• Available records:
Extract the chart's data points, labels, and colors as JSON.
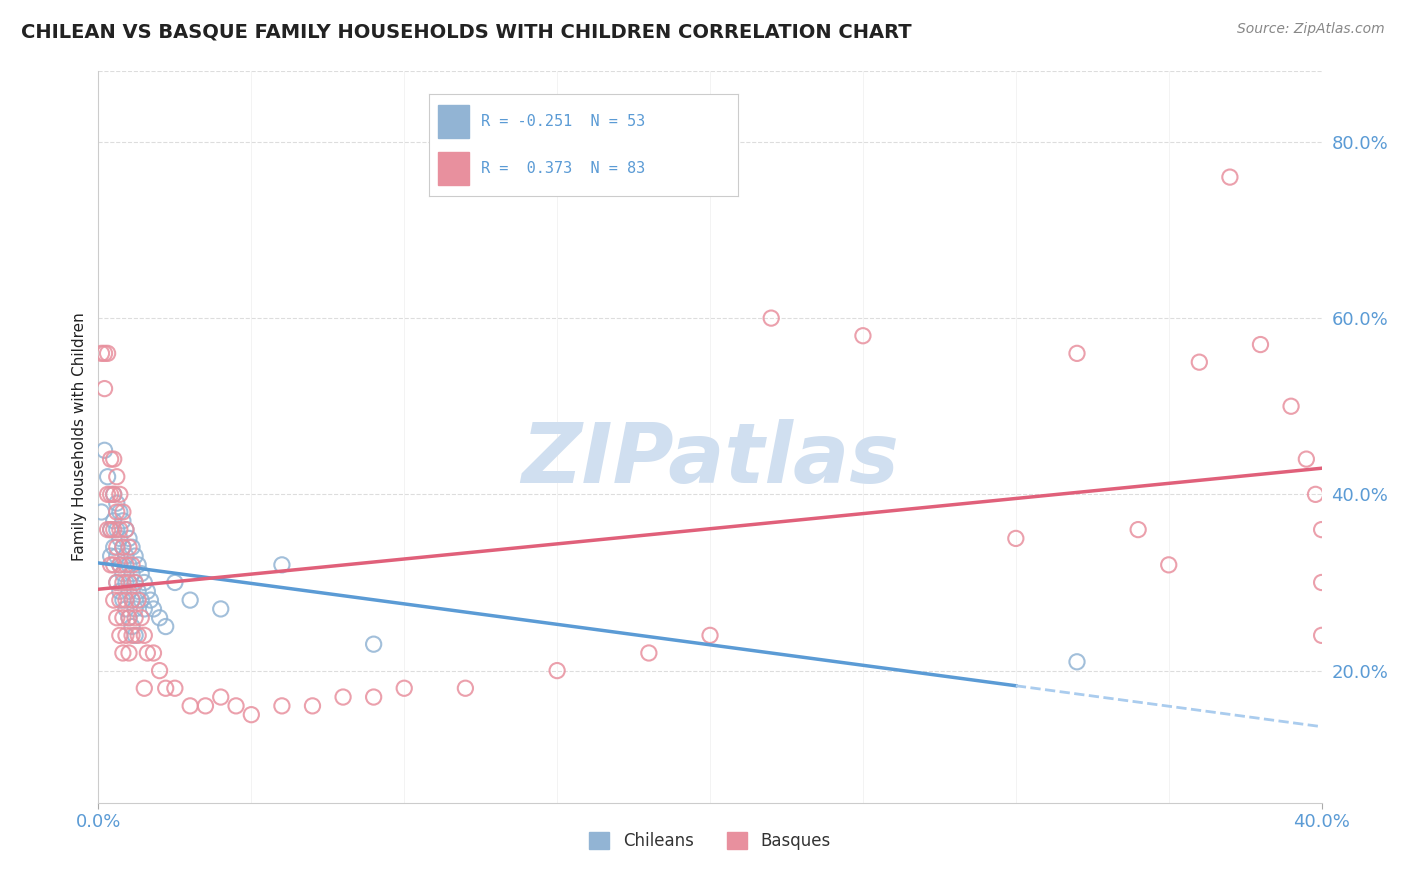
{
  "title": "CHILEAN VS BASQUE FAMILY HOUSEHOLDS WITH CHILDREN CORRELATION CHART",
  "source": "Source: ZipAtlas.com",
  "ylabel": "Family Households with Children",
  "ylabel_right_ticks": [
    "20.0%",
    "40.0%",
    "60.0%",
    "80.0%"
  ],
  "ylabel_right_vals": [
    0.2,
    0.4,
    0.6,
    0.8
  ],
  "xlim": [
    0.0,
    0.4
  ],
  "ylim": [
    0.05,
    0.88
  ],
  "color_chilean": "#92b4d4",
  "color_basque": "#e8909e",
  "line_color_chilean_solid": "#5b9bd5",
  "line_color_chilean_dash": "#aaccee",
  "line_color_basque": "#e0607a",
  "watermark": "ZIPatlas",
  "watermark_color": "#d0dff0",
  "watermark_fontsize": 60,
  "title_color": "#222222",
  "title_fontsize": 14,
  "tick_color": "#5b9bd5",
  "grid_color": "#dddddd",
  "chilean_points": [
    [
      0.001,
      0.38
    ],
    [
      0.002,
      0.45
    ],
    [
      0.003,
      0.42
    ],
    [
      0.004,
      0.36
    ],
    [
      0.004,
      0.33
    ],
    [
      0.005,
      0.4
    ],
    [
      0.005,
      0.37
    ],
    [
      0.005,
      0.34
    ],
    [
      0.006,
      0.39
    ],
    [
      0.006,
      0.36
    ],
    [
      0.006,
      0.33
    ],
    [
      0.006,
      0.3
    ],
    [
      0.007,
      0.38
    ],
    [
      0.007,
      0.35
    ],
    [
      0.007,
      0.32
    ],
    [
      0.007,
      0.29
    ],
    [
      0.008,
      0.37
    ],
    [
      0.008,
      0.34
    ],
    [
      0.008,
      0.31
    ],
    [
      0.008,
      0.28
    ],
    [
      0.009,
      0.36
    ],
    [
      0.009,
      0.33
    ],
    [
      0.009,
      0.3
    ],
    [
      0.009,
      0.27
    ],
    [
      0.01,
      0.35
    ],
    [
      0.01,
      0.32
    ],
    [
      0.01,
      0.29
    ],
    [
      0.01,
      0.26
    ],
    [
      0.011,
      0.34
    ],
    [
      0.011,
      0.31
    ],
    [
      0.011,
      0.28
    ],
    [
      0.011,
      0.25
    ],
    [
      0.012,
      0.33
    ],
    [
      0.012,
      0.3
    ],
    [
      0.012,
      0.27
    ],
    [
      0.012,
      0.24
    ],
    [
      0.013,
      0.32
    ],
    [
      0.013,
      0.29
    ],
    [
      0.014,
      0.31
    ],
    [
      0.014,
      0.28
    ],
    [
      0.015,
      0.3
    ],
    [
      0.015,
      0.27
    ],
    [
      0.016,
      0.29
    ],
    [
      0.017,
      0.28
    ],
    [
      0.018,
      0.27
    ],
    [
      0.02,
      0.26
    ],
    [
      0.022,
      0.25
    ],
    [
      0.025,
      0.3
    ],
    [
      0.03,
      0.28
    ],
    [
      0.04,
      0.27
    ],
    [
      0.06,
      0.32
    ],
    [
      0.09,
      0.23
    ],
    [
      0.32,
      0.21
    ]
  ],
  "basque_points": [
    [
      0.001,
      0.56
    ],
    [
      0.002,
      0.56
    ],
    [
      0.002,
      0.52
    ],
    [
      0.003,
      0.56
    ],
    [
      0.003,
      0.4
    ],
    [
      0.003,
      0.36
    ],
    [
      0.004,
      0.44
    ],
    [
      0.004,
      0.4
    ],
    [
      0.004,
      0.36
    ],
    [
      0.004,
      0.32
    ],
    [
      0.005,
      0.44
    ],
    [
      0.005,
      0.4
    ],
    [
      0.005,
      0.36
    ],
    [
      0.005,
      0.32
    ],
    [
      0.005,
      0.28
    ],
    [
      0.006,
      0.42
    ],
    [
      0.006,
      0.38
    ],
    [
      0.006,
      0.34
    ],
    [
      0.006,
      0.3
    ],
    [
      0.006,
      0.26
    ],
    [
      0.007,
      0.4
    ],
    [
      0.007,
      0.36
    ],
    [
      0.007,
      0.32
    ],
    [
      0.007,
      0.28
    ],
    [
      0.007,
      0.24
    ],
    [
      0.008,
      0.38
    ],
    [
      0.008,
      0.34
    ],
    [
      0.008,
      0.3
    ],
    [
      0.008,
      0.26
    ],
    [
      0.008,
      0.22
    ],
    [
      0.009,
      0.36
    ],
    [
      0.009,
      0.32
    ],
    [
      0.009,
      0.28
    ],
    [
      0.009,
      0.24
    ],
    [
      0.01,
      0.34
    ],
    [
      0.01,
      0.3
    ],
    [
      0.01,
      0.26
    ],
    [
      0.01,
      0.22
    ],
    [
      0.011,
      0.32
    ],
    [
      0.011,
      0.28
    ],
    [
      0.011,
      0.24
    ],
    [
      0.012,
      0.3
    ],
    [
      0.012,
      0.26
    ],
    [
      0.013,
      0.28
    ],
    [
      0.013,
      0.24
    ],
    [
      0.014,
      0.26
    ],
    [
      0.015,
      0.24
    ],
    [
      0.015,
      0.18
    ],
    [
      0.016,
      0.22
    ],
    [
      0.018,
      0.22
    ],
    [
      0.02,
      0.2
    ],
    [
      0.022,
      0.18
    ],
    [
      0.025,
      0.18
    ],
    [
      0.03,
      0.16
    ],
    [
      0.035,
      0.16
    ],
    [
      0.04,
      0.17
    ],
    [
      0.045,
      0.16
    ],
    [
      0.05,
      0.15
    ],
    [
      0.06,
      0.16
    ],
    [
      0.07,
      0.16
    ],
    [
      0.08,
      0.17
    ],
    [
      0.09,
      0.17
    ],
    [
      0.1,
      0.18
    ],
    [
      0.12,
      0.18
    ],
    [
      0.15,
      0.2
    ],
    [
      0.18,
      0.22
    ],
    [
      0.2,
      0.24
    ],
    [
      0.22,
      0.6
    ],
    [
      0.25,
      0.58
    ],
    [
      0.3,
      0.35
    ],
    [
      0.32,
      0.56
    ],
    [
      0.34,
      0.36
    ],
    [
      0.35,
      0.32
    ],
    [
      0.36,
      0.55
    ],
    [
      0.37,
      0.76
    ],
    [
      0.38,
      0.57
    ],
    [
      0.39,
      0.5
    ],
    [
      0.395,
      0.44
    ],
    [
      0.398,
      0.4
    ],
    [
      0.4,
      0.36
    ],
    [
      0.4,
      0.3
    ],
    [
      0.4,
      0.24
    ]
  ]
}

• Exercise directions:
Reproduce the material word for word, minus the images.

• Full solution:
Extract the chart's data points, labels, and colors as JSON.
{
  "title": "CHILEAN VS BASQUE FAMILY HOUSEHOLDS WITH CHILDREN CORRELATION CHART",
  "source": "Source: ZipAtlas.com",
  "ylabel": "Family Households with Children",
  "ylabel_right_ticks": [
    "20.0%",
    "40.0%",
    "60.0%",
    "80.0%"
  ],
  "ylabel_right_vals": [
    0.2,
    0.4,
    0.6,
    0.8
  ],
  "xlim": [
    0.0,
    0.4
  ],
  "ylim": [
    0.05,
    0.88
  ],
  "color_chilean": "#92b4d4",
  "color_basque": "#e8909e",
  "line_color_chilean_solid": "#5b9bd5",
  "line_color_chilean_dash": "#aaccee",
  "line_color_basque": "#e0607a",
  "watermark": "ZIPatlas",
  "watermark_color": "#d0dff0",
  "watermark_fontsize": 60,
  "title_color": "#222222",
  "title_fontsize": 14,
  "tick_color": "#5b9bd5",
  "grid_color": "#dddddd",
  "chilean_points": [
    [
      0.001,
      0.38
    ],
    [
      0.002,
      0.45
    ],
    [
      0.003,
      0.42
    ],
    [
      0.004,
      0.36
    ],
    [
      0.004,
      0.33
    ],
    [
      0.005,
      0.4
    ],
    [
      0.005,
      0.37
    ],
    [
      0.005,
      0.34
    ],
    [
      0.006,
      0.39
    ],
    [
      0.006,
      0.36
    ],
    [
      0.006,
      0.33
    ],
    [
      0.006,
      0.3
    ],
    [
      0.007,
      0.38
    ],
    [
      0.007,
      0.35
    ],
    [
      0.007,
      0.32
    ],
    [
      0.007,
      0.29
    ],
    [
      0.008,
      0.37
    ],
    [
      0.008,
      0.34
    ],
    [
      0.008,
      0.31
    ],
    [
      0.008,
      0.28
    ],
    [
      0.009,
      0.36
    ],
    [
      0.009,
      0.33
    ],
    [
      0.009,
      0.3
    ],
    [
      0.009,
      0.27
    ],
    [
      0.01,
      0.35
    ],
    [
      0.01,
      0.32
    ],
    [
      0.01,
      0.29
    ],
    [
      0.01,
      0.26
    ],
    [
      0.011,
      0.34
    ],
    [
      0.011,
      0.31
    ],
    [
      0.011,
      0.28
    ],
    [
      0.011,
      0.25
    ],
    [
      0.012,
      0.33
    ],
    [
      0.012,
      0.3
    ],
    [
      0.012,
      0.27
    ],
    [
      0.012,
      0.24
    ],
    [
      0.013,
      0.32
    ],
    [
      0.013,
      0.29
    ],
    [
      0.014,
      0.31
    ],
    [
      0.014,
      0.28
    ],
    [
      0.015,
      0.3
    ],
    [
      0.015,
      0.27
    ],
    [
      0.016,
      0.29
    ],
    [
      0.017,
      0.28
    ],
    [
      0.018,
      0.27
    ],
    [
      0.02,
      0.26
    ],
    [
      0.022,
      0.25
    ],
    [
      0.025,
      0.3
    ],
    [
      0.03,
      0.28
    ],
    [
      0.04,
      0.27
    ],
    [
      0.06,
      0.32
    ],
    [
      0.09,
      0.23
    ],
    [
      0.32,
      0.21
    ]
  ],
  "basque_points": [
    [
      0.001,
      0.56
    ],
    [
      0.002,
      0.56
    ],
    [
      0.002,
      0.52
    ],
    [
      0.003,
      0.56
    ],
    [
      0.003,
      0.4
    ],
    [
      0.003,
      0.36
    ],
    [
      0.004,
      0.44
    ],
    [
      0.004,
      0.4
    ],
    [
      0.004,
      0.36
    ],
    [
      0.004,
      0.32
    ],
    [
      0.005,
      0.44
    ],
    [
      0.005,
      0.4
    ],
    [
      0.005,
      0.36
    ],
    [
      0.005,
      0.32
    ],
    [
      0.005,
      0.28
    ],
    [
      0.006,
      0.42
    ],
    [
      0.006,
      0.38
    ],
    [
      0.006,
      0.34
    ],
    [
      0.006,
      0.3
    ],
    [
      0.006,
      0.26
    ],
    [
      0.007,
      0.4
    ],
    [
      0.007,
      0.36
    ],
    [
      0.007,
      0.32
    ],
    [
      0.007,
      0.28
    ],
    [
      0.007,
      0.24
    ],
    [
      0.008,
      0.38
    ],
    [
      0.008,
      0.34
    ],
    [
      0.008,
      0.3
    ],
    [
      0.008,
      0.26
    ],
    [
      0.008,
      0.22
    ],
    [
      0.009,
      0.36
    ],
    [
      0.009,
      0.32
    ],
    [
      0.009,
      0.28
    ],
    [
      0.009,
      0.24
    ],
    [
      0.01,
      0.34
    ],
    [
      0.01,
      0.3
    ],
    [
      0.01,
      0.26
    ],
    [
      0.01,
      0.22
    ],
    [
      0.011,
      0.32
    ],
    [
      0.011,
      0.28
    ],
    [
      0.011,
      0.24
    ],
    [
      0.012,
      0.3
    ],
    [
      0.012,
      0.26
    ],
    [
      0.013,
      0.28
    ],
    [
      0.013,
      0.24
    ],
    [
      0.014,
      0.26
    ],
    [
      0.015,
      0.24
    ],
    [
      0.015,
      0.18
    ],
    [
      0.016,
      0.22
    ],
    [
      0.018,
      0.22
    ],
    [
      0.02,
      0.2
    ],
    [
      0.022,
      0.18
    ],
    [
      0.025,
      0.18
    ],
    [
      0.03,
      0.16
    ],
    [
      0.035,
      0.16
    ],
    [
      0.04,
      0.17
    ],
    [
      0.045,
      0.16
    ],
    [
      0.05,
      0.15
    ],
    [
      0.06,
      0.16
    ],
    [
      0.07,
      0.16
    ],
    [
      0.08,
      0.17
    ],
    [
      0.09,
      0.17
    ],
    [
      0.1,
      0.18
    ],
    [
      0.12,
      0.18
    ],
    [
      0.15,
      0.2
    ],
    [
      0.18,
      0.22
    ],
    [
      0.2,
      0.24
    ],
    [
      0.22,
      0.6
    ],
    [
      0.25,
      0.58
    ],
    [
      0.3,
      0.35
    ],
    [
      0.32,
      0.56
    ],
    [
      0.34,
      0.36
    ],
    [
      0.35,
      0.32
    ],
    [
      0.36,
      0.55
    ],
    [
      0.37,
      0.76
    ],
    [
      0.38,
      0.57
    ],
    [
      0.39,
      0.5
    ],
    [
      0.395,
      0.44
    ],
    [
      0.398,
      0.4
    ],
    [
      0.4,
      0.36
    ],
    [
      0.4,
      0.3
    ],
    [
      0.4,
      0.24
    ]
  ]
}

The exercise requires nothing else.